(Collected data)
☆ ☆ ☆ ☆ ☆
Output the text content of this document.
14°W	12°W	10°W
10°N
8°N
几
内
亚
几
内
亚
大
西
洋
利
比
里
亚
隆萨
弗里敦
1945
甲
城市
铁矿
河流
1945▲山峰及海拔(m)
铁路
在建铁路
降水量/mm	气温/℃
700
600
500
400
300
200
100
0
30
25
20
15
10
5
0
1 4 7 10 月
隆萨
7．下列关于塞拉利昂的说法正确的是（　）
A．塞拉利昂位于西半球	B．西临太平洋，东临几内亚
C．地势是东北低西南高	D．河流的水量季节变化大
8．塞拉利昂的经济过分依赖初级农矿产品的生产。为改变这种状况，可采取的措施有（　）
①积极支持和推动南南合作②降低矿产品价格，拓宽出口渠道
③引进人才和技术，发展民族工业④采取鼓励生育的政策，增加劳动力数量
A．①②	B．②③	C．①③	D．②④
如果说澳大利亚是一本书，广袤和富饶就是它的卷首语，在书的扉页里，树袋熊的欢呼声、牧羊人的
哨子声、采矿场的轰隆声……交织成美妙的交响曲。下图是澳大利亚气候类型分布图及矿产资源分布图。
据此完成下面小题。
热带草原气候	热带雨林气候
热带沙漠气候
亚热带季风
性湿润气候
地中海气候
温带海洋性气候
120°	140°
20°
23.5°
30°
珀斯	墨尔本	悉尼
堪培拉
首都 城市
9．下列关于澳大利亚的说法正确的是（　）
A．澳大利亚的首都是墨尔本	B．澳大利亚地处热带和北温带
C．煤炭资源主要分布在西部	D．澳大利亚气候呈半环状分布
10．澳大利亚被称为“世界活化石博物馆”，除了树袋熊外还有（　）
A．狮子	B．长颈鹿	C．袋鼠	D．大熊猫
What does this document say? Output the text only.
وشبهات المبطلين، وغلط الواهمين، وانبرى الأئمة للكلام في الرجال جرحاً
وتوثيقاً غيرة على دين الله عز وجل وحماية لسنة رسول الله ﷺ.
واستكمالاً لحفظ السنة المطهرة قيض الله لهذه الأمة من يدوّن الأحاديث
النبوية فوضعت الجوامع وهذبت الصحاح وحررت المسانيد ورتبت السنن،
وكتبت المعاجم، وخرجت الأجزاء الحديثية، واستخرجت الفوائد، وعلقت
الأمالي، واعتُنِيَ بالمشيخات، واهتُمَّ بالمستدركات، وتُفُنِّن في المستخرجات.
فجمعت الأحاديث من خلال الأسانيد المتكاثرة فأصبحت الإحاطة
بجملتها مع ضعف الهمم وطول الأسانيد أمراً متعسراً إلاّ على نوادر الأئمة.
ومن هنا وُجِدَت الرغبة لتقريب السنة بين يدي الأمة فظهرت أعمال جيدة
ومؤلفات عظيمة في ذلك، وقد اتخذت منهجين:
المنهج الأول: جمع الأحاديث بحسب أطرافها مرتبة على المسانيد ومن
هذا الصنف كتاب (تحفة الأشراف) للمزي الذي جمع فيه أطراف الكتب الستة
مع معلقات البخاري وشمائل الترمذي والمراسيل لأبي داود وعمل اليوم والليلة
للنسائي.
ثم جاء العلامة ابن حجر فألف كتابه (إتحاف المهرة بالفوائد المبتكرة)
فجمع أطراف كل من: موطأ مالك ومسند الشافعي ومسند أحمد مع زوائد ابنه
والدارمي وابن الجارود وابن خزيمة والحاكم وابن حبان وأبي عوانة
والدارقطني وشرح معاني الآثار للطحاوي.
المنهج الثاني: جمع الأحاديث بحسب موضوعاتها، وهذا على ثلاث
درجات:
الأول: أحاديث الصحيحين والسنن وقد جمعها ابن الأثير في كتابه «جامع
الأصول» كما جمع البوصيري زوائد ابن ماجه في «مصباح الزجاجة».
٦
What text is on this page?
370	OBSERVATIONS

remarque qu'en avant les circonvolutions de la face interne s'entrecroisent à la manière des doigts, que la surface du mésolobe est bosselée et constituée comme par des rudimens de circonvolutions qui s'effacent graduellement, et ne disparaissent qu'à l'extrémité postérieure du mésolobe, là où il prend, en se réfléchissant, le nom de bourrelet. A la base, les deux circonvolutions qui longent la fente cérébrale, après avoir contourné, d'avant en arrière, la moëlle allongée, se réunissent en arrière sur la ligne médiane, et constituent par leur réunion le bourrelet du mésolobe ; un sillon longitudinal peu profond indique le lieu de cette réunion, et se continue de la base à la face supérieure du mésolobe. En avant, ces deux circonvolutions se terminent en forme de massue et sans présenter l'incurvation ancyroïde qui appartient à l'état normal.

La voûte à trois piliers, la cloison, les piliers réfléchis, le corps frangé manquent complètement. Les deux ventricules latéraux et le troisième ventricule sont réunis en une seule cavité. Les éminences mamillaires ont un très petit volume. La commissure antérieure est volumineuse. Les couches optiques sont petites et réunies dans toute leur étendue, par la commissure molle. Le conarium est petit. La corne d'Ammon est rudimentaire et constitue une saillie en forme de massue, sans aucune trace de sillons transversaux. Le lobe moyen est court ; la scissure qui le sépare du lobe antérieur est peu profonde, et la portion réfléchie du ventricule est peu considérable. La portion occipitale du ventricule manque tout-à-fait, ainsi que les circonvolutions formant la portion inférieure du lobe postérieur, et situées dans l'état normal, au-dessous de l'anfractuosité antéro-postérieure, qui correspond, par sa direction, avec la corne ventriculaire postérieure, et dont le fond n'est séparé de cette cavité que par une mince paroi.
☆ ☆ ☆ ☆ ☆
→ **Task details**: Above are records; say how many of their lines contain the word "المسانيد", giving only the number.

→ **Finished task**: 2